§ Texte fourni:
Je n’avais pourtant pas rêvé ces soirées se terminant au
petit matin, à Canton, sur le toit d’une maison transformé en plantation d’herbe
que des chevelus fort accueillant fumaient tranquillement en jouant du reggae
jusqu’au bout de la nuit. Ils étaient bien réels, incroyablement réels, et
pourtant tout à fait absents du paysage. De même que ce jeune chanteur
guitariste du Xinjiang qui jouait du jazz manouche en Perfecto blanc avec une
gueule à la Dylan Highway 61 dans un
petit club de Shanghai et que la rumeur prétendait être le fils du chef de la
police spéciale ouïghoure, l’ethnie turcophone de l’extrême ouest très
implantée à Shanghai. Il était en fait le dealer d’une bonne partie de
l’assistance. Ou encore cette boîte enterrée au fond d’une station de métro qui
ne fut jamais achevée et qui accueillait des DJ du monde entier voués à une
clientèle du même vaste monde mélangé se démenant toute la nuit pour résister
aux assauts des basses qui attaquaient au plexus. De mes yeux vus, la jeunesse
y compris chinoise faisait une pause pour aller se rouler un pétard à même le
comptoir. Non pas qu’il faille se droguer pour appartenir à la jeunesse du
monde mais quel rapport avec la Chine ? Quelle connexion possible avec les
petites choses fragiles posées devant moi, à l’abri des cloisons du labo de
langue, qui tournaient la tête ou appliquaient une main pudique sur leurs yeux
forcément purs et innocents dès que je leur passais un film et qu’un torse
d’homme velu apparaissait, qu’un couple s’embrassait ou qu’un terrible Africain
assombrissait l’écran ? Certaines d’entre elles auraient paru attardées
dans une classe de collège de la France profonde – elles avaient vingt ans en
deuxième année d’université et réussissaient à glisser « Ma mère, cette
sainte » et « Nous, les Chinois » dans chaque devoir. Ce qui
peut se comprendre si l’on pense à la doctrine en vigueur selon laquelle la
femme est plus faible, indéniablement inférieure, et qu’elle coûte un
investissement sans fond ni retour tandis que l’homme, lui… Et elle était tout
aussi réelle cette jeune Chinoise que les néo hippies rastas de Canton mais
tellement plus dominante, massivement dupliquée et entretenue dans ses
certitudes par une propagande qui s’insinuait par tous les pores du système.

§ Consigne 1:
Selon le texte sur la Chine, de quelle région venait le jeune chanteur guitariste qui jouait du jazz manouche dans un petit club de Shanghai ?
§ Consigne 2:
Indiquez si chacune des affirmations suivantes concorde avec le texte sur la Chine, en citant les mots décisifs du texte. (a) À Canton, les soirées se terminaient au petit matin sur le toit d’une maison. (b) Le jeune chanteur guitariste était réellement le fils du chef de la police spéciale ouïghoure. (c) Certaines étudiantes avaient vingt ans en deuxième année d’université.
§ Consigne 3:
Poursuivez le texte sur la Chine à partir de sa dernière phrase, en quelques phrases et dans le même registre.
Le listing qui suit constitue un matériau distinct du texte sur la Chine.

§ Données fournies:
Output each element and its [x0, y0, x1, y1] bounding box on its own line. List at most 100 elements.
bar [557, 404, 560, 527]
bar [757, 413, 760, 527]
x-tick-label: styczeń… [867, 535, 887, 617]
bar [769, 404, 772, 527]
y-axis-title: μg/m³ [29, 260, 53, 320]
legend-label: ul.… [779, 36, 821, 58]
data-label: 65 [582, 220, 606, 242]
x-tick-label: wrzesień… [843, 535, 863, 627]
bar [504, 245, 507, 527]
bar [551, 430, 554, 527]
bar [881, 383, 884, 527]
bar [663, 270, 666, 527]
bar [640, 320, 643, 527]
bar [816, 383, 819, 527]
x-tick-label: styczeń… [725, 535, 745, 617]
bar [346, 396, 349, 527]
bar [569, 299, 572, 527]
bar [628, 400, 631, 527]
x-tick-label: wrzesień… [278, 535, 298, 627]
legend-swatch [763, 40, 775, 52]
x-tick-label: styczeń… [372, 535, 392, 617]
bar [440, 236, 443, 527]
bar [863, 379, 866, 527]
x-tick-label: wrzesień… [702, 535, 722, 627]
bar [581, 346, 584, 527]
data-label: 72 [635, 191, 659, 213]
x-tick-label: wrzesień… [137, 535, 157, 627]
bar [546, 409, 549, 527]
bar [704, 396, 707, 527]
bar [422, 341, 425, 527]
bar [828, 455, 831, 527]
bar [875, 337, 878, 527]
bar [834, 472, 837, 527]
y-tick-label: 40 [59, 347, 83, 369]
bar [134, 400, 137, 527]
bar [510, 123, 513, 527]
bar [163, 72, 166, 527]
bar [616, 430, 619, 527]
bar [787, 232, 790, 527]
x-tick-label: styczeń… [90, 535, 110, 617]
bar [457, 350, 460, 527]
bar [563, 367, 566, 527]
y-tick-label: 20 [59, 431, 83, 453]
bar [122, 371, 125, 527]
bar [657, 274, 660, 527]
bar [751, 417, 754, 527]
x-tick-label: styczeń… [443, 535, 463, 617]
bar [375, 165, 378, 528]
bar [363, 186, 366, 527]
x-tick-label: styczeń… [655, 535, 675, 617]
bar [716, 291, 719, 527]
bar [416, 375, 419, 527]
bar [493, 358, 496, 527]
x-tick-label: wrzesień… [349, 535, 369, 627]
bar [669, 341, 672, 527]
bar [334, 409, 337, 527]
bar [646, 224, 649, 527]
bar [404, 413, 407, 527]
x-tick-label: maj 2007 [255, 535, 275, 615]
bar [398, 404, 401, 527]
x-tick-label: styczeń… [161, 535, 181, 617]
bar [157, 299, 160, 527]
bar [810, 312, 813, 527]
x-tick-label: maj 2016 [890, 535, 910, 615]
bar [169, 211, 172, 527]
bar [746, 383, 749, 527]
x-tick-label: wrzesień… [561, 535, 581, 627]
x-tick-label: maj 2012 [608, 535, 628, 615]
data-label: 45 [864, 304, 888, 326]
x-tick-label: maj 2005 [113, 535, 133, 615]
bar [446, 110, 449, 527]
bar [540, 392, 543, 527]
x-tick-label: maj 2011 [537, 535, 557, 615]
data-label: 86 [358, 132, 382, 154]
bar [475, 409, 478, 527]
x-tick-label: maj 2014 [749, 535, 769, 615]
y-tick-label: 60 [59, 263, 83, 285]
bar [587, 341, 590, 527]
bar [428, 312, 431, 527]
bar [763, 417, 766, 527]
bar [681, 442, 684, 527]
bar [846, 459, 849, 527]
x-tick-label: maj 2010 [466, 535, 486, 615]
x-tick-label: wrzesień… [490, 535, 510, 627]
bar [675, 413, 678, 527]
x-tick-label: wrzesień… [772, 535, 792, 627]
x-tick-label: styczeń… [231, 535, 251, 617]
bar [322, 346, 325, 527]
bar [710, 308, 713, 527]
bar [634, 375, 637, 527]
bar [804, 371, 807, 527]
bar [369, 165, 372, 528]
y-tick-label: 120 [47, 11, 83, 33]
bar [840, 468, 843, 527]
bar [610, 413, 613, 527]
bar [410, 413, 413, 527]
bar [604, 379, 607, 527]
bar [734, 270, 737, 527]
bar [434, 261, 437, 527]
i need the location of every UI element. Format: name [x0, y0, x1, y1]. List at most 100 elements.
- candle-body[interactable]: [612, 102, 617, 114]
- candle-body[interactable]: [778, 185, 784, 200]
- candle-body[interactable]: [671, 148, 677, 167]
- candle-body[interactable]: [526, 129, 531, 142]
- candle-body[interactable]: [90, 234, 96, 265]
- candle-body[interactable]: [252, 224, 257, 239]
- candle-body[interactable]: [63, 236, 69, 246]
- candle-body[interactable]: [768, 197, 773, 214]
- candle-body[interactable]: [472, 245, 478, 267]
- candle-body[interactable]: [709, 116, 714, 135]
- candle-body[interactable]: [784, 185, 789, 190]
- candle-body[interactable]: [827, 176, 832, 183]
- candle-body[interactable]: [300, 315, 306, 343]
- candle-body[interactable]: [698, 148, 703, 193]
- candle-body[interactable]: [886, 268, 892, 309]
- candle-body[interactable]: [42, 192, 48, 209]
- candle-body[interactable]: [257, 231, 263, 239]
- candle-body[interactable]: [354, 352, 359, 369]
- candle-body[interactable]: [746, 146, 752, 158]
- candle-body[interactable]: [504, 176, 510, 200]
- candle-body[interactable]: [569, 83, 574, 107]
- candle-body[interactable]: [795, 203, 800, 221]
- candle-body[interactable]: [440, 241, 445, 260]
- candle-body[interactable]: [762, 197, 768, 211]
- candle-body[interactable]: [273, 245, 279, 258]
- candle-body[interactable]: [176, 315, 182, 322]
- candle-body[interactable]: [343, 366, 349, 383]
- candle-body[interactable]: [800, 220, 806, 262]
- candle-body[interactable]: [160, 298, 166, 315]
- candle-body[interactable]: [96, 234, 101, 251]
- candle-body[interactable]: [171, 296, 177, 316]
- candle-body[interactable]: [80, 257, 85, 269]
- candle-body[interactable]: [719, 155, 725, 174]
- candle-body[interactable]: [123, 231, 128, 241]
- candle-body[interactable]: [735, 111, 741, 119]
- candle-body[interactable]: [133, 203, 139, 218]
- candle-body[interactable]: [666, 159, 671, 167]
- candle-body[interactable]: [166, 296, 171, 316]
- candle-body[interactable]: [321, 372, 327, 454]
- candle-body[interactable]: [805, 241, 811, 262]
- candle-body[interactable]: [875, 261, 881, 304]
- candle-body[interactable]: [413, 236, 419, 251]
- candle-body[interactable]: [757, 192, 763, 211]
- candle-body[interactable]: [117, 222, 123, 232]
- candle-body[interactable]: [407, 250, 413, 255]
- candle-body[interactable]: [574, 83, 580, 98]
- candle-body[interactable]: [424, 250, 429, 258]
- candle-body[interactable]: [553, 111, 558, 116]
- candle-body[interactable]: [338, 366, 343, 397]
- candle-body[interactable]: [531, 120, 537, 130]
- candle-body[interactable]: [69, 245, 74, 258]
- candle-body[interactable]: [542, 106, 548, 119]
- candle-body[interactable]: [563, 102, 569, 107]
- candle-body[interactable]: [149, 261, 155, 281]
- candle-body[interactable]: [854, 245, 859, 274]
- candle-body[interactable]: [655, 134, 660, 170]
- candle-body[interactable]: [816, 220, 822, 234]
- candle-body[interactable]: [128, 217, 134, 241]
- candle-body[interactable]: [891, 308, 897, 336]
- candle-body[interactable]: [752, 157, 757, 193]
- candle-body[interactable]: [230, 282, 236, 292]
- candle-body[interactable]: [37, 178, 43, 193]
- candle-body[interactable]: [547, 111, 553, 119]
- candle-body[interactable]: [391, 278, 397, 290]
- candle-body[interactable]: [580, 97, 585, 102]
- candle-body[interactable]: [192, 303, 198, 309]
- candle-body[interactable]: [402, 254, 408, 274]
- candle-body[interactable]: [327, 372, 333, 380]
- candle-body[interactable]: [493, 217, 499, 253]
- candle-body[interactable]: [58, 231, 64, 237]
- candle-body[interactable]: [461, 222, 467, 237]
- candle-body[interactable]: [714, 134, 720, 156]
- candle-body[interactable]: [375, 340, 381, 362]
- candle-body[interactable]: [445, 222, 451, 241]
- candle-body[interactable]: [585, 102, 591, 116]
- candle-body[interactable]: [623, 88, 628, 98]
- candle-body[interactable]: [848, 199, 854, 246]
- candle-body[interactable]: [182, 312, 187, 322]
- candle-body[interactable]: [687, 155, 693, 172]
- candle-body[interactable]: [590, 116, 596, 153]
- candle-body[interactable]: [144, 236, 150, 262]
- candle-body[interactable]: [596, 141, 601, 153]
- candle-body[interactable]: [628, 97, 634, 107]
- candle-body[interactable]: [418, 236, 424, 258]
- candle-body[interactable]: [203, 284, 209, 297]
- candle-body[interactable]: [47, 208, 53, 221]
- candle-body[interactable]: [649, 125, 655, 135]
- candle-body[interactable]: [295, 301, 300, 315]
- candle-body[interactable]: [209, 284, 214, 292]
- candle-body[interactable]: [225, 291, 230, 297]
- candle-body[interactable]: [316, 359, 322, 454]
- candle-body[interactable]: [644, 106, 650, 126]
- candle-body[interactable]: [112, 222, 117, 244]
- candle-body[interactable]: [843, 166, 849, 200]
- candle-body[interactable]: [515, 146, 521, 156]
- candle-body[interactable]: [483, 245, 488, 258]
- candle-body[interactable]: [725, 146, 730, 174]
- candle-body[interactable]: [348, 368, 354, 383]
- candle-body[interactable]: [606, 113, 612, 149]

§ Corrigé 1:
Il venait du Xinjiang.

§ Corrigé 2:
(a) Oui : « ces soirées se terminant au petit matin, à Canton, sur le toit d’une maison ».
(b) Non : « Il était en fait le dealer d’une bonne partie de l’assistance ».
(c) Oui : « elles avaient vingt ans en deuxième année d’université ».

§ Corrigé 3:
« Le confucianisme, c’est ce qui nous apporte cette
formidable unité depuis deux mille ans mais c’est aussi ce qui nous empêche
d’avancer. »
Inutile de rectifier en précisant que Confucius entre et sort
de son placard au gré des intérêts supérieurs de la nation décrétés par le
pouvoir, ni qu’il n’était guère contemporain de Jésus –Christ, pas plus que de
mettre en doute l’unité chinoise, mieux valait se focaliser sur la saillie
critique, courageuse, ce constat d’immobilisme intellectuel et culturel qui
récolta un silence de plomb au beau milieu d’un cours de master où je faisais
étudier des notions tels que conditionnement,
éducation, identité – peu ou prou, un programme de Terminale littéraire
agrémenté d’un projet interculturel non communiqué. Entre les deuxième,
troisième années, et la suite du cursus jusqu’en master, une relative évolution
s’opère. Dès lors, il devient de bon ton d’afficher une critique modérée qui
n’engage pas au-delà de l’effet immédiat. On pourrait positiver, estimer qu’il
s’agit là d’un grand pas, ce serait ignorer l’étonnante souplesse de celui qui
est dressé à l’obéissance par un système passé maître dans le thermo-formatage
des consciences, ce qui se traduit par une étonnante capacité d’adaptation à
l’humeur ambiante, à l’attente du maître,
cinquième dans la hiérarchie du respect absolu dû à l’autorité selon…
Confucius. Nombre de dirigeants occidentaux en rêvent la nuit, parfois le jour,
la Chine l’a fait.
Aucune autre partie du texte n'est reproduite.